Collected data:
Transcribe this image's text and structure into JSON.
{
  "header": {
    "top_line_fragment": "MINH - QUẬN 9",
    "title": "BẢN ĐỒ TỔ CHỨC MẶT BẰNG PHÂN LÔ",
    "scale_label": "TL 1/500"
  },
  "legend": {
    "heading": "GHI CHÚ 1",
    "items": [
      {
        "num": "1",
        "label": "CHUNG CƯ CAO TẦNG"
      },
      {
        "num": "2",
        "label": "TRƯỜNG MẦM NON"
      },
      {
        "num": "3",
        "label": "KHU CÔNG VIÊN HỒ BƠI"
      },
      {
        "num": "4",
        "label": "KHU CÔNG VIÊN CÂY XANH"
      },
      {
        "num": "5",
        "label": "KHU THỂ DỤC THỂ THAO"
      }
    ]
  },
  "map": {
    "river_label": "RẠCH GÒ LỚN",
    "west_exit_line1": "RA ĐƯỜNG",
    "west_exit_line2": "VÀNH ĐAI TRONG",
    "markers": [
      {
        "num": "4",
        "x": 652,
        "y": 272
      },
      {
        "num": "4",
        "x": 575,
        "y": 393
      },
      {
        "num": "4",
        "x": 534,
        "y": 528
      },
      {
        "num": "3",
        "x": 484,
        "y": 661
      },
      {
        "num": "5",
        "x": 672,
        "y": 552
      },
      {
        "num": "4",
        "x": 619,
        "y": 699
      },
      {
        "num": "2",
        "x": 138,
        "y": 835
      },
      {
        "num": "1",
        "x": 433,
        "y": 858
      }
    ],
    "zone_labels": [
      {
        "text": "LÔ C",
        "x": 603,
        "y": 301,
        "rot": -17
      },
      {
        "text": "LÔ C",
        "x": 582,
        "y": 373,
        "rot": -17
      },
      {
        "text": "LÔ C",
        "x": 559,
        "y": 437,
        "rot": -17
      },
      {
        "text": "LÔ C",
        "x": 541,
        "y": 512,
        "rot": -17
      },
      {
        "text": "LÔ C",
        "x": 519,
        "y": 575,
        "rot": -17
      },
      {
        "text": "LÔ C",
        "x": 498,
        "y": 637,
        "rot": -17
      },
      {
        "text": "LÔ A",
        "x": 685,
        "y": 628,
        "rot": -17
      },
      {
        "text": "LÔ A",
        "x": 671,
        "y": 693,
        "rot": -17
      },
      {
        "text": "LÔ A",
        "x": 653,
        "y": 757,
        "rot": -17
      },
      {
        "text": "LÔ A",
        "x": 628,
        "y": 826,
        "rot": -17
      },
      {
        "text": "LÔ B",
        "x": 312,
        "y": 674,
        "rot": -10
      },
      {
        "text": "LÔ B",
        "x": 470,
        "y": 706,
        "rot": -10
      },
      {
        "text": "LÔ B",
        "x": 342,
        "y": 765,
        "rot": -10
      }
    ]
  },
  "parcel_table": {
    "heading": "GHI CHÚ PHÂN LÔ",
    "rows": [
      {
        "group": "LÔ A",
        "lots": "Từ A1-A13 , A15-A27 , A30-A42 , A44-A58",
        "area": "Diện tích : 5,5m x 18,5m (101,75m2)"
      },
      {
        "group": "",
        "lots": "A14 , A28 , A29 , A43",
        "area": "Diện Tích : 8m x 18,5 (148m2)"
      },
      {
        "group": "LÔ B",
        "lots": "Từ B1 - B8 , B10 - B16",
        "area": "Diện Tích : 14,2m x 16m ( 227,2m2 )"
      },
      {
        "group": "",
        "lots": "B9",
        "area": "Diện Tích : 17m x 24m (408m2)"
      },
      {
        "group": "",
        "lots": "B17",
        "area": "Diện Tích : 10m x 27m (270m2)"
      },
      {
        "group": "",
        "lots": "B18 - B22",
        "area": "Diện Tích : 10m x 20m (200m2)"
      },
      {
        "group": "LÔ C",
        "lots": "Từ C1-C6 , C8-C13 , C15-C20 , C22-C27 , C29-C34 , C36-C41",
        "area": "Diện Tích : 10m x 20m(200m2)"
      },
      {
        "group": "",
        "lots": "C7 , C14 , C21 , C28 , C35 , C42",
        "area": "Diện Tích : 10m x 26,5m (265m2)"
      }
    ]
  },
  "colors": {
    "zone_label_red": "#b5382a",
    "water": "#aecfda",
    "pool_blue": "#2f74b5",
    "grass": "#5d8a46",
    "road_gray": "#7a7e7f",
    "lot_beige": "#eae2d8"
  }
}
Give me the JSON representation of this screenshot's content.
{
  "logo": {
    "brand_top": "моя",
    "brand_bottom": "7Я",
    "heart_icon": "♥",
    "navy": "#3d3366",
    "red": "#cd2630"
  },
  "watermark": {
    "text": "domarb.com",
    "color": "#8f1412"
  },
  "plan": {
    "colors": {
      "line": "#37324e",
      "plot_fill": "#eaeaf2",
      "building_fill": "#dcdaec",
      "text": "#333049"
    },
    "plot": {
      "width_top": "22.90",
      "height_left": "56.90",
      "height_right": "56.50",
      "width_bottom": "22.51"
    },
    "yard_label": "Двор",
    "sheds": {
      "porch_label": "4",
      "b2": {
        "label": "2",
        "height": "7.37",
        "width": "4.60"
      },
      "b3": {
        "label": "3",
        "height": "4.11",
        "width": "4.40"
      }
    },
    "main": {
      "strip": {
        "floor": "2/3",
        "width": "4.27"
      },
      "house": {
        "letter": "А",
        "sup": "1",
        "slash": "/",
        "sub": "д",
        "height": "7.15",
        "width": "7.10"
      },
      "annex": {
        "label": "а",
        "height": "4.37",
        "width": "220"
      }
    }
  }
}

**PROMPT:**
Extract the full listing above without alteration.

**TASK OUTPUT:**
Transcribe this image's text and structure into JSON.
{
  "header": {
    "top_line_fragment": "MINH - QUẬN 9",
    "title": "BẢN ĐỒ TỔ CHỨC MẶT BẰNG PHÂN LÔ",
    "scale_label": "TL 1/500"
  },
  "legend": {
    "heading": "GHI CHÚ 1",
    "items": [
      {
        "num": "1",
        "label": "CHUNG CƯ CAO TẦNG"
      },
      {
        "num": "2",
        "label": "TRƯỜNG MẦM NON"
      },
      {
        "num": "3",
        "label": "KHU CÔNG VIÊN HỒ BƠI"
      },
      {
        "num": "4",
        "label": "KHU CÔNG VIÊN CÂY XANH"
      },
      {
        "num": "5",
        "label": "KHU THỂ DỤC THỂ THAO"
      }
    ]
  },
  "map": {
    "river_label": "RẠCH GÒ LỚN",
    "west_exit_line1": "RA ĐƯỜNG",
    "west_exit_line2": "VÀNH ĐAI TRONG",
    "markers": [
      {
        "num": "4",
        "x": 652,
        "y": 272
      },
      {
        "num": "4",
        "x": 575,
        "y": 393
      },
      {
        "num": "4",
        "x": 534,
        "y": 528
      },
      {
        "num": "3",
        "x": 484,
        "y": 661
      },
      {
        "num": "5",
        "x": 672,
        "y": 552
      },
      {
        "num": "4",
        "x": 619,
        "y": 699
      },
      {
        "num": "2",
        "x": 138,
        "y": 835
      },
      {
        "num": "1",
        "x": 433,
        "y": 858
      }
    ],
    "zone_labels": [
      {
        "text": "LÔ C",
        "x": 603,
        "y": 301,
        "rot": -17
      },
      {
        "text": "LÔ C",
        "x": 582,
        "y": 373,
        "rot": -17
      },
      {
        "text": "LÔ C",
        "x": 559,
        "y": 437,
        "rot": -17
      },
      {
        "text": "LÔ C",
        "x": 541,
        "y": 512,
        "rot": -17
      },
      {
        "text": "LÔ C",
        "x": 519,
        "y": 575,
        "rot": -17
      },
      {
        "text": "LÔ C",
        "x": 498,
        "y": 637,
        "rot": -17
      },
      {
        "text": "LÔ A",
        "x": 685,
        "y": 628,
        "rot": -17
      },
      {
        "text": "LÔ A",
        "x": 671,
        "y": 693,
        "rot": -17
      },
      {
        "text": "LÔ A",
        "x": 653,
        "y": 757,
        "rot": -17
      },
      {
        "text": "LÔ A",
        "x": 628,
        "y": 826,
        "rot": -17
      },
      {
        "text": "LÔ B",
        "x": 312,
        "y": 674,
        "rot": -10
      },
      {
        "text": "LÔ B",
        "x": 470,
        "y": 706,
        "rot": -10
      },
      {
        "text": "LÔ B",
        "x": 342,
        "y": 765,
        "rot": -10
      }
    ]
  },
  "parcel_table": {
    "heading": "GHI CHÚ PHÂN LÔ",
    "rows": [
      {
        "group": "LÔ A",
        "lots": "Từ A1-A13 , A15-A27 , A30-A42 , A44-A58",
        "area": "Diện tích : 5,5m x 18,5m (101,75m2)"
      },
      {
        "group": "",
        "lots": "A14 , A28 , A29 , A43",
        "area": "Diện Tích : 8m x 18,5 (148m2)"
      },
      {
        "group": "LÔ B",
        "lots": "Từ B1 - B8 , B10 - B16",
        "area": "Diện Tích : 14,2m x 16m ( 227,2m2 )"
      },
      {
        "group": "",
        "lots": "B9",
        "area": "Diện Tích : 17m x 24m (408m2)"
      },
      {
        "group": "",
        "lots": "B17",
        "area": "Diện Tích : 10m x 27m (270m2)"
      },
      {
        "group": "",
        "lots": "B18 - B22",
        "area": "Diện Tích : 10m x 20m (200m2)"
      },
      {
        "group": "LÔ C",
        "lots": "Từ C1-C6 , C8-C13 , C15-C20 , C22-C27 , C29-C34 , C36-C41",
        "area": "Diện Tích : 10m x 20m(200m2)"
      },
      {
        "group": "",
        "lots": "C7 , C14 , C21 , C28 , C35 , C42",
        "area": "Diện Tích : 10m x 26,5m (265m2)"
      }
    ]
  },
  "colors": {
    "zone_label_red": "#b5382a",
    "water": "#aecfda",
    "pool_blue": "#2f74b5",
    "grass": "#5d8a46",
    "road_gray": "#7a7e7f",
    "lot_beige": "#eae2d8"
  }
}
Give me the JSON representation of this screenshot's content.
{
  "logo": {
    "brand_top": "моя",
    "brand_bottom": "7Я",
    "heart_icon": "♥",
    "navy": "#3d3366",
    "red": "#cd2630"
  },
  "watermark": {
    "text": "domarb.com",
    "color": "#8f1412"
  },
  "plan": {
    "colors": {
      "line": "#37324e",
      "plot_fill": "#eaeaf2",
      "building_fill": "#dcdaec",
      "text": "#333049"
    },
    "plot": {
      "width_top": "22.90",
      "height_left": "56.90",
      "height_right": "56.50",
      "width_bottom": "22.51"
    },
    "yard_label": "Двор",
    "sheds": {
      "porch_label": "4",
      "b2": {
        "label": "2",
        "height": "7.37",
        "width": "4.60"
      },
      "b3": {
        "label": "3",
        "height": "4.11",
        "width": "4.40"
      }
    },
    "main": {
      "strip": {
        "floor": "2/3",
        "width": "4.27"
      },
      "house": {
        "letter": "А",
        "sup": "1",
        "slash": "/",
        "sub": "д",
        "height": "7.15",
        "width": "7.10"
      },
      "annex": {
        "label": "а",
        "height": "4.37",
        "width": "220"
      }
    }
  }
}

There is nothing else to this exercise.